### Your task
Pull out from the material below all lines with "name".

◇ ◇ ◇ ◇

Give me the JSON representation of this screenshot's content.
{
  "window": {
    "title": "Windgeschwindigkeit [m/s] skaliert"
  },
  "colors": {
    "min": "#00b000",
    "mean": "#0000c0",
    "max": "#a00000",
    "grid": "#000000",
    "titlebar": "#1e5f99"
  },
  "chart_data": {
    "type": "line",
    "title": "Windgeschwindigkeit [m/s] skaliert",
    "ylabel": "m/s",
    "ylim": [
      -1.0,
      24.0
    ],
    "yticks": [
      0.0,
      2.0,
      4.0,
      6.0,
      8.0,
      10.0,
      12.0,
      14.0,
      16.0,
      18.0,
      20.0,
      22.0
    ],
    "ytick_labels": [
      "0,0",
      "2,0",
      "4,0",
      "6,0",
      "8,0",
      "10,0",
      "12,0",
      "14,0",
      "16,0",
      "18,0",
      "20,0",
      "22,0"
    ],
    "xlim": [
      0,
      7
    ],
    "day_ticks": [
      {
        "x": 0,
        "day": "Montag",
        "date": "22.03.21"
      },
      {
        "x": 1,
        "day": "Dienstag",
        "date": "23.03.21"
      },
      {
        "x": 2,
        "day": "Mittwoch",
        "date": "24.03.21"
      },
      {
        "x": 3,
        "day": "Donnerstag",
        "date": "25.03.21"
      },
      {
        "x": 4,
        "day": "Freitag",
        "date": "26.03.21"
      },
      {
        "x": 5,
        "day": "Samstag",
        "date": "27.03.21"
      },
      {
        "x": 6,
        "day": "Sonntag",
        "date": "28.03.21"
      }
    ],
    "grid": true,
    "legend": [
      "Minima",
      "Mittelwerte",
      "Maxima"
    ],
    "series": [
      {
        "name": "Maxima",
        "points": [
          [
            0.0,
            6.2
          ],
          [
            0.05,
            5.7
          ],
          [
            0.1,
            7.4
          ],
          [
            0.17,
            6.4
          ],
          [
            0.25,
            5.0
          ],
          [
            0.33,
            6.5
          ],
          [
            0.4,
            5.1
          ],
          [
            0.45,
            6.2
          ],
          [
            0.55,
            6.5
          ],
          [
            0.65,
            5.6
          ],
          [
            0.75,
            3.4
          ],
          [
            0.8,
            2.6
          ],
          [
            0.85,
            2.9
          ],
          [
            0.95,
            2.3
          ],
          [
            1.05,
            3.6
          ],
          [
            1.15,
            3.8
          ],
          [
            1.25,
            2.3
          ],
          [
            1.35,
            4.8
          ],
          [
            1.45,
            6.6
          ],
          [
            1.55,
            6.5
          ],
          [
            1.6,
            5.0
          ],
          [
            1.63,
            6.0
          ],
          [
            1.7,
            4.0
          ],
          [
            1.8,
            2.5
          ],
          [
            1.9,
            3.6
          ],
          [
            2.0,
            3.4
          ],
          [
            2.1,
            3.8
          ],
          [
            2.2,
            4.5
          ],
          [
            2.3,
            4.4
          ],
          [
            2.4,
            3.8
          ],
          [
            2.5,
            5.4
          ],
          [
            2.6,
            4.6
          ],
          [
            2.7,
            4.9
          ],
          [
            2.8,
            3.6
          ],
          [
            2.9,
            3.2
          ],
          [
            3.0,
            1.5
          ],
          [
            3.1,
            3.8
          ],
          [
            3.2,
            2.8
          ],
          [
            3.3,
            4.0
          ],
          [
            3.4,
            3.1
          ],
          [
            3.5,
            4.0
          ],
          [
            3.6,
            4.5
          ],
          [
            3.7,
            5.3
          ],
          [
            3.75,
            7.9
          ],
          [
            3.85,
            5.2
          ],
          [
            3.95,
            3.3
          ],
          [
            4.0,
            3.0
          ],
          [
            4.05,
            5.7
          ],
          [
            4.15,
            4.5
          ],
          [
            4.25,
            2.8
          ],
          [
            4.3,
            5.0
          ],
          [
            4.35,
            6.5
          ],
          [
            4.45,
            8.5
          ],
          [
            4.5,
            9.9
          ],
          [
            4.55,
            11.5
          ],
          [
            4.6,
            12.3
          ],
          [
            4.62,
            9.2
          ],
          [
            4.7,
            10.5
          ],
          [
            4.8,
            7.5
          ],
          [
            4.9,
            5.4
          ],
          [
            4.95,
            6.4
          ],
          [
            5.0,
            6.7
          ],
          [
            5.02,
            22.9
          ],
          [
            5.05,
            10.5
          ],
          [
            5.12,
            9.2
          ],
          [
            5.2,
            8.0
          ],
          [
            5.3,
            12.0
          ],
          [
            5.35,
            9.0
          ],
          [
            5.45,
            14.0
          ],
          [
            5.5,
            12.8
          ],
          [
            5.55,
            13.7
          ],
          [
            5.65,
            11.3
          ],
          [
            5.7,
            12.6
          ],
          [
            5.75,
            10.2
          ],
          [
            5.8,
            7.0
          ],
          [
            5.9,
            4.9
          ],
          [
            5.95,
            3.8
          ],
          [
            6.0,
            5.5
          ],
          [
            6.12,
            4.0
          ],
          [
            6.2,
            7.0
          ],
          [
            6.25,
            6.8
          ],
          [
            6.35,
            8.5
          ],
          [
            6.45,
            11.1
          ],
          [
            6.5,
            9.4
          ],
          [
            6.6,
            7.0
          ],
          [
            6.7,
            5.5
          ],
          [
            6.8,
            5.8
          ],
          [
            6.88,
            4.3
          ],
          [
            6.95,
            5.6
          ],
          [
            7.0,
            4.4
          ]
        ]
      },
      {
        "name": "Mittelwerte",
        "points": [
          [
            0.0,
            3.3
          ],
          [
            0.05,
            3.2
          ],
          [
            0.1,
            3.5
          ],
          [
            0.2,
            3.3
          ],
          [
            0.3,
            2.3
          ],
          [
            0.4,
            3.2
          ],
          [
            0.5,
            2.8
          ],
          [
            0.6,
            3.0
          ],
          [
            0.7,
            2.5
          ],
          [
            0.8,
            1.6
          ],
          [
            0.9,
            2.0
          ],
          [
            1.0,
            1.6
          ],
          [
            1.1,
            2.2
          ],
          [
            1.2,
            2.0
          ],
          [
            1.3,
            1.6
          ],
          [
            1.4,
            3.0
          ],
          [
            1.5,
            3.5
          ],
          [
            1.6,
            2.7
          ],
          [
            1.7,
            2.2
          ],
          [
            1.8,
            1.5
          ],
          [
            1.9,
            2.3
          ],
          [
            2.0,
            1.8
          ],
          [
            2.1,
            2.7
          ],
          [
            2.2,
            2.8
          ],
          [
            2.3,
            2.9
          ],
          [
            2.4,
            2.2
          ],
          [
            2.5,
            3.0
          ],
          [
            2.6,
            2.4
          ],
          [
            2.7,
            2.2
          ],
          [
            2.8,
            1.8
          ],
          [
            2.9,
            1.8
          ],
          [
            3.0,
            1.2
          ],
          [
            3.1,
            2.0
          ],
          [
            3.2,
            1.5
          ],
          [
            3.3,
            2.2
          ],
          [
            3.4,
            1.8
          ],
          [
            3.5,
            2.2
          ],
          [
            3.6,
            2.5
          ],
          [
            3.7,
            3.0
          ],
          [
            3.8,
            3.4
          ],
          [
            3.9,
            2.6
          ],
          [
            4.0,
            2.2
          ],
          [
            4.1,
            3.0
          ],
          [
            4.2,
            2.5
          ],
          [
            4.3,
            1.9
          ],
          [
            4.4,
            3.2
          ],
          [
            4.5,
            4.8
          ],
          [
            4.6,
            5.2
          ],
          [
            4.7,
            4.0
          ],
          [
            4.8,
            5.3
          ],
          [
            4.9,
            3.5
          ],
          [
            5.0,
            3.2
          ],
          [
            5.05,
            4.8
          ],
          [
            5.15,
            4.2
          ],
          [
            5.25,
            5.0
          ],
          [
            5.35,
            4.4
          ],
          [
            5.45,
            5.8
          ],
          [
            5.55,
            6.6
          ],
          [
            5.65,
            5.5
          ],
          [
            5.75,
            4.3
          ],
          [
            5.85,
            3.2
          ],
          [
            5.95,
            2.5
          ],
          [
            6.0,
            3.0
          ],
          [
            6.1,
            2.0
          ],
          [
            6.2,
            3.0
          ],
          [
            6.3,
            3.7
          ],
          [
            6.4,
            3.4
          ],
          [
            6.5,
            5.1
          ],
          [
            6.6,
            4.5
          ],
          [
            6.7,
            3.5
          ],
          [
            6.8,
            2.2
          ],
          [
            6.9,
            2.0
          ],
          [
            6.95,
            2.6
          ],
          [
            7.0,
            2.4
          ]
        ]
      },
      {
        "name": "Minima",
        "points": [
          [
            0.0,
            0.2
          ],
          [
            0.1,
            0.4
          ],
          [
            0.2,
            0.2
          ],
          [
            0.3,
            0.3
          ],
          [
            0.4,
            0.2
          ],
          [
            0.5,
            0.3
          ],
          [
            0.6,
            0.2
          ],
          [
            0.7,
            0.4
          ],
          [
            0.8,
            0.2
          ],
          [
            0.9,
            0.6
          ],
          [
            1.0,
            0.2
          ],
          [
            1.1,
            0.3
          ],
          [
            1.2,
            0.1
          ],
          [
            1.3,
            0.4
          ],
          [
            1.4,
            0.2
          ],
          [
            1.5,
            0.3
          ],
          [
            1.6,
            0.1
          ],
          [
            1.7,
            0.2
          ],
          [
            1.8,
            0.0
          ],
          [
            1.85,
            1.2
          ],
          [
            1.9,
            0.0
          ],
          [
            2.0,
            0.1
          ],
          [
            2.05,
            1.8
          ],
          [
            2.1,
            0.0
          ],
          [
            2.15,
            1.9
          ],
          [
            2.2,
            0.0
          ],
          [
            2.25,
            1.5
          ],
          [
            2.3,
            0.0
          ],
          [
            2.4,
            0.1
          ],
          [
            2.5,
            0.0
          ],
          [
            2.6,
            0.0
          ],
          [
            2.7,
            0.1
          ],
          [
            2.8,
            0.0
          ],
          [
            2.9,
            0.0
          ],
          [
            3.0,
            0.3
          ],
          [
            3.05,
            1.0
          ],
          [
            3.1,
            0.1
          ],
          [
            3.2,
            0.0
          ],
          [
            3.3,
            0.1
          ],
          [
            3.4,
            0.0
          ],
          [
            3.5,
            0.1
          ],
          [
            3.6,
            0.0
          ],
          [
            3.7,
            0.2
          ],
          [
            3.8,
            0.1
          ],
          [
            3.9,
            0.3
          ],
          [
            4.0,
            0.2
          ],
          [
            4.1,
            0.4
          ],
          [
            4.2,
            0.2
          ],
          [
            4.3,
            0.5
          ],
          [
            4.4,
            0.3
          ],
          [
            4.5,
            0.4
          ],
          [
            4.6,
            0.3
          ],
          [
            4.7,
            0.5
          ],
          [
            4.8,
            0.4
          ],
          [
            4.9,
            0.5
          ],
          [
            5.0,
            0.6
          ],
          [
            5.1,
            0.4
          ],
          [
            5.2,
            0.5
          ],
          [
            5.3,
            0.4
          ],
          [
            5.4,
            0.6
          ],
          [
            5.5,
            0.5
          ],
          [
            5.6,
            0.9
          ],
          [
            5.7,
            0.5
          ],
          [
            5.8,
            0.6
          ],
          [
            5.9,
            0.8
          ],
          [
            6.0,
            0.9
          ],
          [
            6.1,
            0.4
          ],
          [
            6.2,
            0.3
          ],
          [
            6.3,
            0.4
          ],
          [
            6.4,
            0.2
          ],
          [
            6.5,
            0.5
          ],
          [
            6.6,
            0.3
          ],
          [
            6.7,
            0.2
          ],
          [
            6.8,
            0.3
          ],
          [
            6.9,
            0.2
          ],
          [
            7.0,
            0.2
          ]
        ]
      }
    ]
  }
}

◇ ◇ ◇ ◇

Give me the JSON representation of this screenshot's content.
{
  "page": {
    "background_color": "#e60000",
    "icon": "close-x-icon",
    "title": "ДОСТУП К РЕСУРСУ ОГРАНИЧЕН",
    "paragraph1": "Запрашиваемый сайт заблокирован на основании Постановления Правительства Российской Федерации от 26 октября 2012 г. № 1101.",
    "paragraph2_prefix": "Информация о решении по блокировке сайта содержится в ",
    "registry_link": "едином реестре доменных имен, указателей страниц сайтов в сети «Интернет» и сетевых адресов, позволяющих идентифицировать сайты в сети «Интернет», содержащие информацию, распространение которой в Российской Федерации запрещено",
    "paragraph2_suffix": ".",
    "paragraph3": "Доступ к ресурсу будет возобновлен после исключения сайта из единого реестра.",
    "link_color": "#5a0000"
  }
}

◇ ◇ ◇ ◇

### Output of the task
        "name": "Maxima",
        "name": "Mittelwerte",
        "name": "Minima",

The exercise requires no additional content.